▶ **Work required**: Show all lines holding the string "Operator".

**********

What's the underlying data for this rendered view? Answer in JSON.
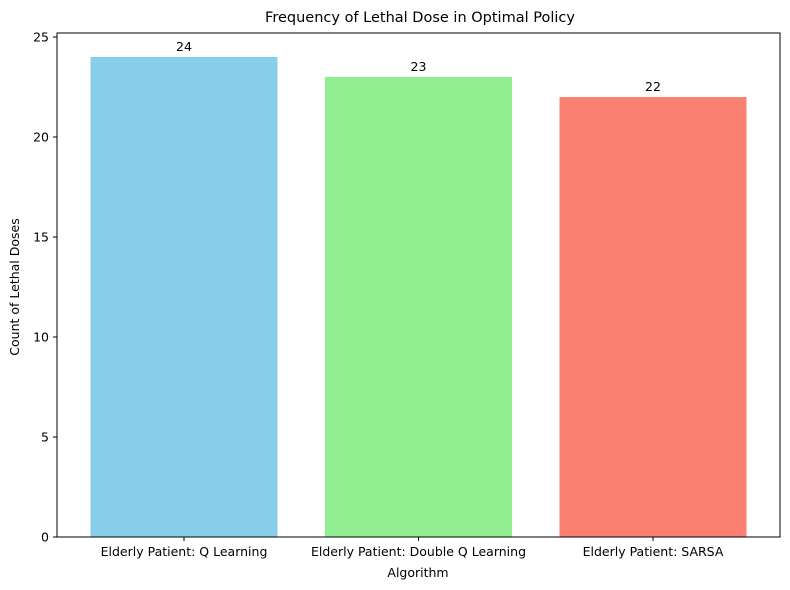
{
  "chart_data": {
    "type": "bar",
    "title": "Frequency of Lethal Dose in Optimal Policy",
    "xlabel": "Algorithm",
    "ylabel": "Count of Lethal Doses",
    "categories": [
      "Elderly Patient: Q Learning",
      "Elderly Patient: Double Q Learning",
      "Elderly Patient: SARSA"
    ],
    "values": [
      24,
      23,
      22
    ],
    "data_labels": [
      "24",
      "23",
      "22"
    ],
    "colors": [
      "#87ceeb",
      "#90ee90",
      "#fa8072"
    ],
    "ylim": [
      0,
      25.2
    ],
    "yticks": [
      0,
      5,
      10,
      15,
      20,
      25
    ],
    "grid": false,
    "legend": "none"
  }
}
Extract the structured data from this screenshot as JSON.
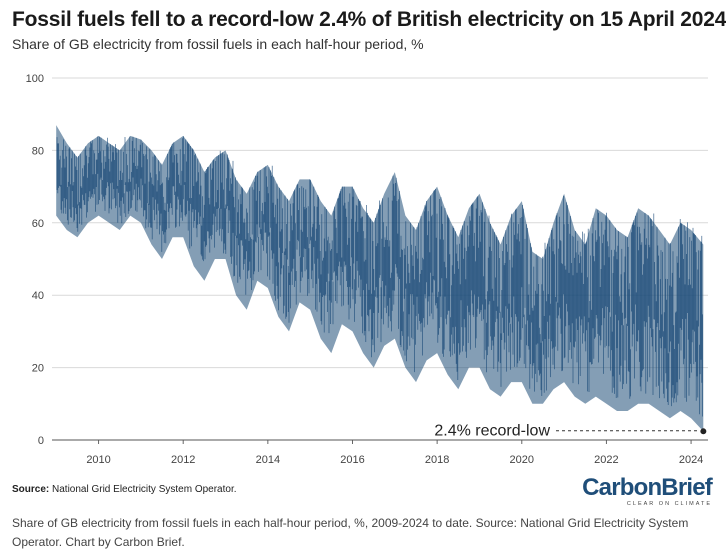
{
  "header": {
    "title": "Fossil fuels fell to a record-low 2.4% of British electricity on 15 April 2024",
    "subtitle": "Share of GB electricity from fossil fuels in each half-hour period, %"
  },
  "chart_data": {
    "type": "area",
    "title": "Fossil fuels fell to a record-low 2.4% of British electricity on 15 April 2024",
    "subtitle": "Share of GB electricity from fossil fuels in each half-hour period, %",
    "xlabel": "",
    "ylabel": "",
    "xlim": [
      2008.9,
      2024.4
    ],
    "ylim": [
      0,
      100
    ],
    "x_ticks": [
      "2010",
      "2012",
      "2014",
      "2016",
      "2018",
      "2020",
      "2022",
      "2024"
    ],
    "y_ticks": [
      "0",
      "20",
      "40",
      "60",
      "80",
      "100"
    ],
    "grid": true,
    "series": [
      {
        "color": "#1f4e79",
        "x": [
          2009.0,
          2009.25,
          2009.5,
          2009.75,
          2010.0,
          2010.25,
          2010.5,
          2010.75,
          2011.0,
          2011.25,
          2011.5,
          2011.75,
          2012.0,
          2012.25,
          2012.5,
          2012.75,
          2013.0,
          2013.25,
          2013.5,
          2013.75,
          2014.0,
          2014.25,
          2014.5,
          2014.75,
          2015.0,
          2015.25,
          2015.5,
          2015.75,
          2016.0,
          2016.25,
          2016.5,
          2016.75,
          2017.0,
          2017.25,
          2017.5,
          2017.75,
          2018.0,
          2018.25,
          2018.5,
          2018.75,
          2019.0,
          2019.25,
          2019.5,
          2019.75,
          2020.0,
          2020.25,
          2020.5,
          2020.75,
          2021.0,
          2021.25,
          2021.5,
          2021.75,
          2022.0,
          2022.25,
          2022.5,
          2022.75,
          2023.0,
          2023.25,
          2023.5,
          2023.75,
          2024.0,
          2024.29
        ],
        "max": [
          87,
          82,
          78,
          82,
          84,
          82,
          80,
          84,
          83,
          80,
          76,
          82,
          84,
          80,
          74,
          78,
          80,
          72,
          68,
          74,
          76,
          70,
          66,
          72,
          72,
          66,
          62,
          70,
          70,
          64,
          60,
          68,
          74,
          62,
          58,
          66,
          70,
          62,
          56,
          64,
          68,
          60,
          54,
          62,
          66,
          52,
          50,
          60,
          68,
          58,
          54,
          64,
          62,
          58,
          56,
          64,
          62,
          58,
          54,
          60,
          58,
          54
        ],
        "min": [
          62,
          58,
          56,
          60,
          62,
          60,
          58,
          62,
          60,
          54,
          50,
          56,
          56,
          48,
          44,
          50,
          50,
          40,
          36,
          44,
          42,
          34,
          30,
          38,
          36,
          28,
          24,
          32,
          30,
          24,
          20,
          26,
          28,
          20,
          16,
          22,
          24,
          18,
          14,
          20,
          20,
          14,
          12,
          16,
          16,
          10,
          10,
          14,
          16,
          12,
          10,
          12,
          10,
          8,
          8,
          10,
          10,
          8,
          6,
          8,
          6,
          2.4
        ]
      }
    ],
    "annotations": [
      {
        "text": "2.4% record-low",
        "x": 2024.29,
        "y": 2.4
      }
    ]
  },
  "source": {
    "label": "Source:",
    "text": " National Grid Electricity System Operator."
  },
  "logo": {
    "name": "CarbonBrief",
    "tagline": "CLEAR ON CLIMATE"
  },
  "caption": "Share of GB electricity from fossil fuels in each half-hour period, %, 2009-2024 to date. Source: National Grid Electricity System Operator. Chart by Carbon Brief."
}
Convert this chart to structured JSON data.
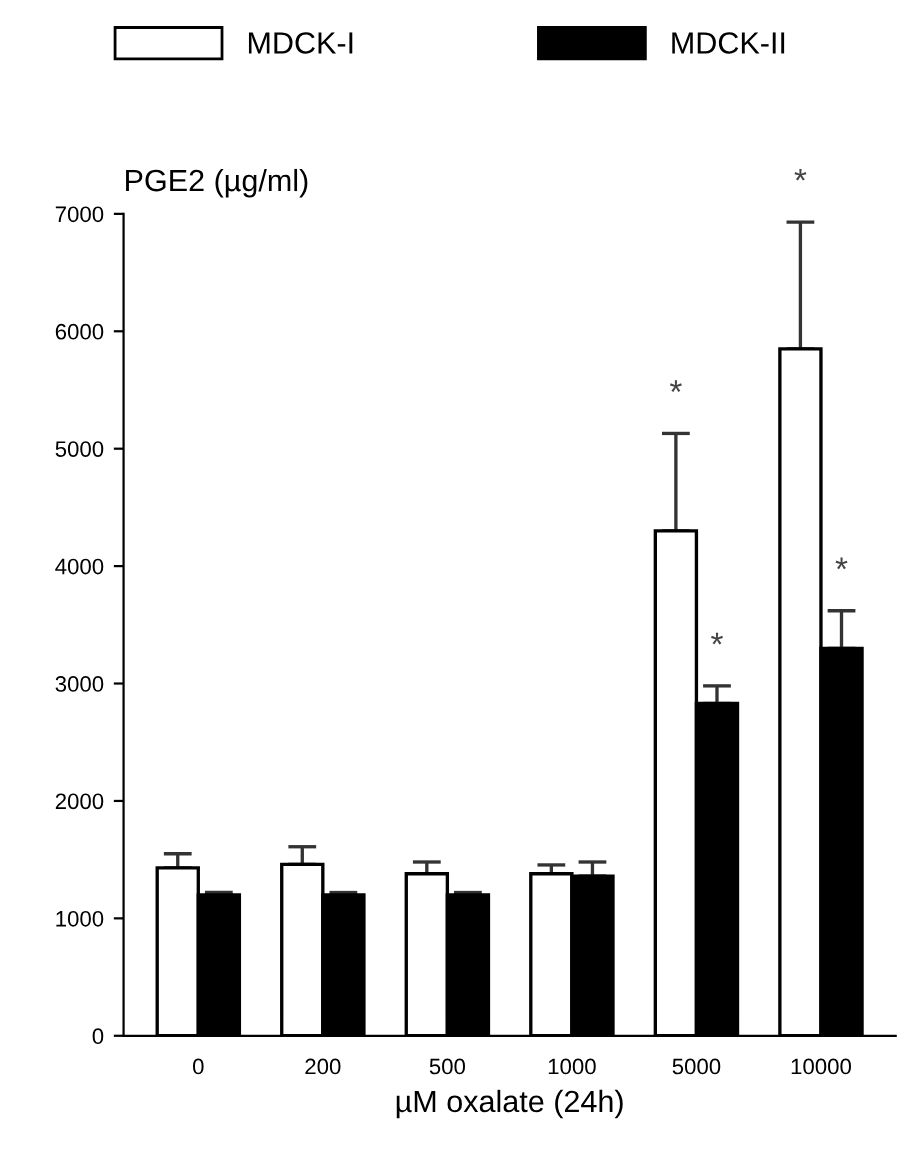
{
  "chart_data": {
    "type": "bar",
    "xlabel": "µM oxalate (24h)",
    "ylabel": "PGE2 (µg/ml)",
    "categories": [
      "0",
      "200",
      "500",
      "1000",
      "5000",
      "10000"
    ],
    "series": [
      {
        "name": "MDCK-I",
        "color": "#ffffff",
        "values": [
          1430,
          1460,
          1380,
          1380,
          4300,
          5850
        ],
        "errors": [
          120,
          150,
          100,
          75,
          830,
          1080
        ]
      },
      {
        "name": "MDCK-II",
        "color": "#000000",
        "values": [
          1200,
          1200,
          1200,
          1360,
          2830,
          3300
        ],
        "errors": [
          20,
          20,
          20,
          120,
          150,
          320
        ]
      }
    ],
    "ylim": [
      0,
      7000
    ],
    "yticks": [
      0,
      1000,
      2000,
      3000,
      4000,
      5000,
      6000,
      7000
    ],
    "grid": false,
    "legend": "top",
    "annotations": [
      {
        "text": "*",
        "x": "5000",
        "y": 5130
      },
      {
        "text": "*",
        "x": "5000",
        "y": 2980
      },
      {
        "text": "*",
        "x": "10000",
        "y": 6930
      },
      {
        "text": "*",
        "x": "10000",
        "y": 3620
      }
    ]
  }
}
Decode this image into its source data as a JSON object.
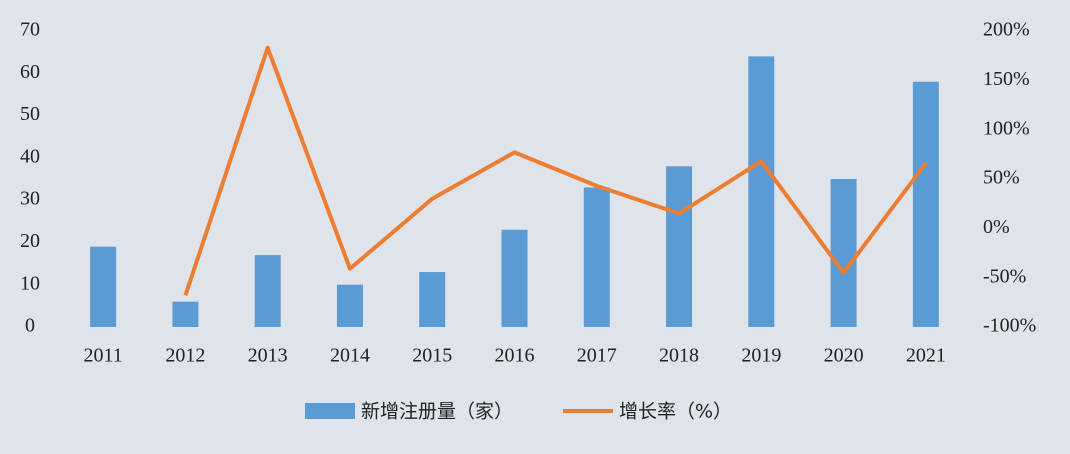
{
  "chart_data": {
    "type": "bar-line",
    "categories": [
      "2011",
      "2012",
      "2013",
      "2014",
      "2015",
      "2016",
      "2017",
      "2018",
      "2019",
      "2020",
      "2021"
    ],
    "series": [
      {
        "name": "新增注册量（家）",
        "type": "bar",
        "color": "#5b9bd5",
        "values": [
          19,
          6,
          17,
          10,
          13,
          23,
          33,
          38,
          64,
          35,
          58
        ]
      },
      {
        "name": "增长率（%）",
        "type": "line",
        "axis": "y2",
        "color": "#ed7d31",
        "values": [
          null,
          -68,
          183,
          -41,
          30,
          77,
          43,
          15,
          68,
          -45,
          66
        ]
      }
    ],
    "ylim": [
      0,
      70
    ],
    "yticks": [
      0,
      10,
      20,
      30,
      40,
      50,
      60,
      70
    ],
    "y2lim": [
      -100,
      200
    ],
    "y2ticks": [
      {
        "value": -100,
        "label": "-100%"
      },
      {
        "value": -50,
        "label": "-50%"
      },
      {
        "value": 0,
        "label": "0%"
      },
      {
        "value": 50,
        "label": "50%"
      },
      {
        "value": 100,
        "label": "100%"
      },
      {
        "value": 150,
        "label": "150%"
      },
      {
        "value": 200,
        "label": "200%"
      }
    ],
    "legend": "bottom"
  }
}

**********

▶ **Written answer**:
    "text": " National Grid Electricity System Operator."
  "caption": "Share of GB electricity from fossil fuels in each half-hour period, %, 2009-2024 to date. Source: National Grid Electricity System Operator. Chart by Carbon Brief."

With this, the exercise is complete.